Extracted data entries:
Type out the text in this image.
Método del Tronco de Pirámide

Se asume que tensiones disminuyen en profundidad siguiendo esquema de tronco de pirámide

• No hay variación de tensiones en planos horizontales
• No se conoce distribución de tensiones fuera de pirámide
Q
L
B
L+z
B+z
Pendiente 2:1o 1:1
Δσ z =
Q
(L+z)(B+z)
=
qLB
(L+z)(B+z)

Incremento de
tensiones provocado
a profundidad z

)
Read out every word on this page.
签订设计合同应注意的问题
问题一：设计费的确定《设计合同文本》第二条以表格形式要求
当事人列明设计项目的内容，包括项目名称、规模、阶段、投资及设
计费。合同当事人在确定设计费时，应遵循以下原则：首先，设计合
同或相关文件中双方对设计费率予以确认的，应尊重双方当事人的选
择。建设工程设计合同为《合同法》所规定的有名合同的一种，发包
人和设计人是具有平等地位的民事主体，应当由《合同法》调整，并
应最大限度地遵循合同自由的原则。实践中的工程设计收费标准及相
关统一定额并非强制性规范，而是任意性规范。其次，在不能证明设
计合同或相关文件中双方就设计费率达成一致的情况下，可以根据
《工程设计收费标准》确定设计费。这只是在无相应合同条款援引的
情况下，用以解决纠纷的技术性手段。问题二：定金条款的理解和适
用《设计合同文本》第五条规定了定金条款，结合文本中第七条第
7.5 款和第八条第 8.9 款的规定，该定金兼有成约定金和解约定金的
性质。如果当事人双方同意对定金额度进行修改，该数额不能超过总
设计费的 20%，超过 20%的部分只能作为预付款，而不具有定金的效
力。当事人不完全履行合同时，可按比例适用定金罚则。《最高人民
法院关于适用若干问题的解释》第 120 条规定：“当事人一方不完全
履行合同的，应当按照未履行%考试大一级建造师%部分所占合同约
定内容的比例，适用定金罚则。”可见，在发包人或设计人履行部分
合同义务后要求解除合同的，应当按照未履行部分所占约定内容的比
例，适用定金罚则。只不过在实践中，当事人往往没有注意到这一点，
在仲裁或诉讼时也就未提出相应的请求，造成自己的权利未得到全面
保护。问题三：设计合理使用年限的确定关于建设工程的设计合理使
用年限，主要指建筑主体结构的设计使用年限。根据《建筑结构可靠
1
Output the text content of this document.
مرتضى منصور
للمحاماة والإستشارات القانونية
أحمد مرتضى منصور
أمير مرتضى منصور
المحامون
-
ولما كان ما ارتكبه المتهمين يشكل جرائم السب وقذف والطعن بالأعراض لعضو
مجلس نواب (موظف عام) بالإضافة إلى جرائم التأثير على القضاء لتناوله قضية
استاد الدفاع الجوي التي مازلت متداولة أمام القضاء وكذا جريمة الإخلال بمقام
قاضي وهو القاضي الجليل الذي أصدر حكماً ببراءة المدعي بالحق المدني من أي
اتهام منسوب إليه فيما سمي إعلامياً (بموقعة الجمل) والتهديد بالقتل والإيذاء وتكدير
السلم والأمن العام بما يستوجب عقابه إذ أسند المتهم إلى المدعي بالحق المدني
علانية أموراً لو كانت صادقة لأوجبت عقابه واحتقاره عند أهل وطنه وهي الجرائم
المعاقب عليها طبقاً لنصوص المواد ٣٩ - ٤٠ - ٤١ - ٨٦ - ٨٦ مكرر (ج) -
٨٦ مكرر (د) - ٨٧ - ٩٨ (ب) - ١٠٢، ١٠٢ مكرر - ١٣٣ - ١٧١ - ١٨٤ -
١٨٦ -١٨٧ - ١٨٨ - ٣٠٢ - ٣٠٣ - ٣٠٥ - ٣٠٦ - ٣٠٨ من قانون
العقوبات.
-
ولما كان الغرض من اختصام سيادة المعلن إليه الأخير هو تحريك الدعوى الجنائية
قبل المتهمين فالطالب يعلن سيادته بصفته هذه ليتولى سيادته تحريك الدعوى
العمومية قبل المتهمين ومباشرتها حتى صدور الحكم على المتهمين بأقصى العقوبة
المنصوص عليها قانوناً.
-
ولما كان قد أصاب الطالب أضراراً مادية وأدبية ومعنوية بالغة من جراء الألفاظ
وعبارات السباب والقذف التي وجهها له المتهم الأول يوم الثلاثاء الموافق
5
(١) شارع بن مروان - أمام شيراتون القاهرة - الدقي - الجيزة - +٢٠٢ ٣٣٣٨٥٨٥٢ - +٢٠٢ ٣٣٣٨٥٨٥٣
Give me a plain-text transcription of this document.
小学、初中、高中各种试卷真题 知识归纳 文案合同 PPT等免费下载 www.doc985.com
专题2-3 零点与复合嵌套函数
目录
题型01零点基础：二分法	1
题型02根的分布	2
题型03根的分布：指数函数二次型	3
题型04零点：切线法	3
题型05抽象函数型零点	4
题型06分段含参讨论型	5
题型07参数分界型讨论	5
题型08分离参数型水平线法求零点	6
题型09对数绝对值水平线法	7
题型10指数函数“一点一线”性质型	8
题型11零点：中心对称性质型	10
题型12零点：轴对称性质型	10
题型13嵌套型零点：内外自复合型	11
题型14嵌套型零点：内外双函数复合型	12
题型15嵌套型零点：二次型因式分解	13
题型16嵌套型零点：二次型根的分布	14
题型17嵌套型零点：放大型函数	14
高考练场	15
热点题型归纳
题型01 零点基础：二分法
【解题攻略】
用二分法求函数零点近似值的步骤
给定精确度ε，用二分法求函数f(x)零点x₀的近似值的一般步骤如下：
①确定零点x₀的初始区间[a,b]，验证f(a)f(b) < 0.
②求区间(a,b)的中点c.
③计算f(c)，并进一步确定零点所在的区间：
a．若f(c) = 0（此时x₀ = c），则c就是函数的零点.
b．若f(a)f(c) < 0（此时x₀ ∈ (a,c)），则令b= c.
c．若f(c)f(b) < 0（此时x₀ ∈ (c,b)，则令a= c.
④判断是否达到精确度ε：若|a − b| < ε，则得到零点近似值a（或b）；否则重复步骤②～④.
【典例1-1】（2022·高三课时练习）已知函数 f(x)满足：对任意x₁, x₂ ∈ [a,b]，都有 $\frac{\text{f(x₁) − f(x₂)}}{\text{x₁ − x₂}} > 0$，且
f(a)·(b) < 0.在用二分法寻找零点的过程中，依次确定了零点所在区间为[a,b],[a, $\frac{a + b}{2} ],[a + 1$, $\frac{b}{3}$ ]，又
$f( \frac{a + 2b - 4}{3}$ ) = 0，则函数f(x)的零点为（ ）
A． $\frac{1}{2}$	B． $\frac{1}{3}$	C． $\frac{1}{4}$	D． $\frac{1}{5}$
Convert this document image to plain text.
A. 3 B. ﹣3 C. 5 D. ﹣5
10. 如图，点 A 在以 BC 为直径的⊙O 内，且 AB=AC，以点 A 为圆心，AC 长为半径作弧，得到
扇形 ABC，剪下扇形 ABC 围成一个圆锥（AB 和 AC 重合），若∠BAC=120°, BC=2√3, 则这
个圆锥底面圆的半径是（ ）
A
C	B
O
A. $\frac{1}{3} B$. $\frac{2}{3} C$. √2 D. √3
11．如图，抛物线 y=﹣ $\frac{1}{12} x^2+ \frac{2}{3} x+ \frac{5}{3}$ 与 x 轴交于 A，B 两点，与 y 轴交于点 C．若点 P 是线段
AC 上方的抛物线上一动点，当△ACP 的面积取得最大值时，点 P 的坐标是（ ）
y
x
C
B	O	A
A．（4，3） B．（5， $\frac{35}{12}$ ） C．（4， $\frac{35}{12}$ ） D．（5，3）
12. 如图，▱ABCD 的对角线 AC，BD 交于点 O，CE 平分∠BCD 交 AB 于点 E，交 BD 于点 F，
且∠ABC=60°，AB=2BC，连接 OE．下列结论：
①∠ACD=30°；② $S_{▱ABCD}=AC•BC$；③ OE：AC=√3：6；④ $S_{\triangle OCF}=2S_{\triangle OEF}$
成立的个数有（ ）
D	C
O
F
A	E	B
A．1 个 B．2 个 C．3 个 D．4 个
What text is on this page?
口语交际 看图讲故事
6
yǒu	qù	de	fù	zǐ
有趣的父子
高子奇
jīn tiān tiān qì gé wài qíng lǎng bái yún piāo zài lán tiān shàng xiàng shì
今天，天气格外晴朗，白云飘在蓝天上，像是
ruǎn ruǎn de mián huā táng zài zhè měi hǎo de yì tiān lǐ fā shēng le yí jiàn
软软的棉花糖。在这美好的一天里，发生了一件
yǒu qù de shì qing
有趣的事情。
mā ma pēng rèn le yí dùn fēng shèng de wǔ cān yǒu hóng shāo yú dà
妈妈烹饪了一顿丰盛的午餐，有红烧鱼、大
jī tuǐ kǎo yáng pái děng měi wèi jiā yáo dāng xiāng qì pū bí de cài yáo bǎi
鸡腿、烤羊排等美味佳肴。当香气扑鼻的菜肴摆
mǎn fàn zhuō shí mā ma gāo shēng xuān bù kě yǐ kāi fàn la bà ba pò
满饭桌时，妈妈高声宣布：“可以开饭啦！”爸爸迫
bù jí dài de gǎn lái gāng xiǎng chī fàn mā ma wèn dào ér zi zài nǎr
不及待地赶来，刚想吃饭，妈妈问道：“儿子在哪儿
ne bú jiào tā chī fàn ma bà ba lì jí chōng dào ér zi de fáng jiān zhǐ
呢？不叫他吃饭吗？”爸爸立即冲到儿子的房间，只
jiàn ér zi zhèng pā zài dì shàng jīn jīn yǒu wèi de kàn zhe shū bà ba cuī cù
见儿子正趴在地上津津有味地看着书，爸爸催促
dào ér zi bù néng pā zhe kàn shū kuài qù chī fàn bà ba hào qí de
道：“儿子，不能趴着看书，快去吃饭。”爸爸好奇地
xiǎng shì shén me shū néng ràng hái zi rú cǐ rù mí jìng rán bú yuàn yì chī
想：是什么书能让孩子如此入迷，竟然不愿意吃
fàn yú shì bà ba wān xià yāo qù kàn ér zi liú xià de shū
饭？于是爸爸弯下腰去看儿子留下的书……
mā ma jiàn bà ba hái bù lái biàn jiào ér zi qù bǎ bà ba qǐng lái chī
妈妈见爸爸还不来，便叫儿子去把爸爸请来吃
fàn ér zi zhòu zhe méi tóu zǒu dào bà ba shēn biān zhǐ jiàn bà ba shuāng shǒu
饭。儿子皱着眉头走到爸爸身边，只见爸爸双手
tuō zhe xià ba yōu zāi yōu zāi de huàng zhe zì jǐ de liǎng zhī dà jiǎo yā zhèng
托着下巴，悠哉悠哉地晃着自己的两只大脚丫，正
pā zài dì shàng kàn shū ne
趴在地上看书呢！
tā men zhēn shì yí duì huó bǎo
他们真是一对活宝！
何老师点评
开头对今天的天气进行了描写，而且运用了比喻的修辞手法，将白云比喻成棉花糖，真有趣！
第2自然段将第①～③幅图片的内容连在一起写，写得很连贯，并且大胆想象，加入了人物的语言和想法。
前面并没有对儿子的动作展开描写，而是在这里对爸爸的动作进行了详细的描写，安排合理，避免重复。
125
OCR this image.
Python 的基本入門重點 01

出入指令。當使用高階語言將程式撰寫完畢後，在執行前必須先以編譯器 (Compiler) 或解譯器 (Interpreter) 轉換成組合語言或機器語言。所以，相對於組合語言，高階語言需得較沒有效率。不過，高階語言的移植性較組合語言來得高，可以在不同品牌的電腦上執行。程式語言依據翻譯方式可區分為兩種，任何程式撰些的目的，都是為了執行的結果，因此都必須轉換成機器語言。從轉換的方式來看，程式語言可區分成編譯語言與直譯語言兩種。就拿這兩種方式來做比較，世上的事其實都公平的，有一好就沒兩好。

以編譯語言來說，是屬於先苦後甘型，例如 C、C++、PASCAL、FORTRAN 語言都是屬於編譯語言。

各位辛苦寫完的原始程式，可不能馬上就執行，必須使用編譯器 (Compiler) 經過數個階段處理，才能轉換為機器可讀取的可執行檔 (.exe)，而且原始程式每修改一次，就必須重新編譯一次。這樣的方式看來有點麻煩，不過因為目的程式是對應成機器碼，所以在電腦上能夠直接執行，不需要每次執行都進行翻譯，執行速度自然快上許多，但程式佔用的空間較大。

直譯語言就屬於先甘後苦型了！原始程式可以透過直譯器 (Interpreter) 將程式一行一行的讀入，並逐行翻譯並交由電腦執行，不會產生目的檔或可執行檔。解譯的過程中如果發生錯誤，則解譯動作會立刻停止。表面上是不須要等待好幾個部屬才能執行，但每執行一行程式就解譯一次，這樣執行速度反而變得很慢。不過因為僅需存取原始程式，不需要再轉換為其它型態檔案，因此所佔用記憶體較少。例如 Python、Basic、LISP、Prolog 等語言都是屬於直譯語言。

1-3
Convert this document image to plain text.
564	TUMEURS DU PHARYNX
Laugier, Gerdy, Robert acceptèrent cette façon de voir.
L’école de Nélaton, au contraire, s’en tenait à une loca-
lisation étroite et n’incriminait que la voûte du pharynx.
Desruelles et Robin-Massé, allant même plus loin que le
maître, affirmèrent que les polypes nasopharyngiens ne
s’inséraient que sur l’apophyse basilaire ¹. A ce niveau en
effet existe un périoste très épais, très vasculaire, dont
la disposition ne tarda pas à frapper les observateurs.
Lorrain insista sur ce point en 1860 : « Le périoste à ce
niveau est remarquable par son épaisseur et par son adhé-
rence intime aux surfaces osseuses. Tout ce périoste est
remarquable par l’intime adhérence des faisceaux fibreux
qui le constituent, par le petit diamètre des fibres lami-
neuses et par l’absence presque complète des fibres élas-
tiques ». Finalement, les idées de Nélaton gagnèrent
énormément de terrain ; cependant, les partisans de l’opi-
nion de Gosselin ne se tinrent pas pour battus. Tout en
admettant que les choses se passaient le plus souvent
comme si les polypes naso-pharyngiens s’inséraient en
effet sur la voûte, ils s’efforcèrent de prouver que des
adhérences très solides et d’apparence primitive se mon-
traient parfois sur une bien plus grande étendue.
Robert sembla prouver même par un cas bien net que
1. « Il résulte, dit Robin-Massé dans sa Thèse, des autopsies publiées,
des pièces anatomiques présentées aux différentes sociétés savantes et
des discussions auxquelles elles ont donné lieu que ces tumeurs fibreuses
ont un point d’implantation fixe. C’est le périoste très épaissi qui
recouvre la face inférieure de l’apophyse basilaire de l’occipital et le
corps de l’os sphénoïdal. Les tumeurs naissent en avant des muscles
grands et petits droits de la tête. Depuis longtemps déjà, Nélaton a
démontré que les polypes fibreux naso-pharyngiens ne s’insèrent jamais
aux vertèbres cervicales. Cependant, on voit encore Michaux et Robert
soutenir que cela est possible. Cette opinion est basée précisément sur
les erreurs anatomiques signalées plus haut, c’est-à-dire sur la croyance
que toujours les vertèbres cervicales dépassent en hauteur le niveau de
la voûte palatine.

What you are asked to do: Collect each line containing the string "bien".

Correct output:
traient parfois sur une bien plus grande étendue.
Robert sembla prouver même par un cas bien net que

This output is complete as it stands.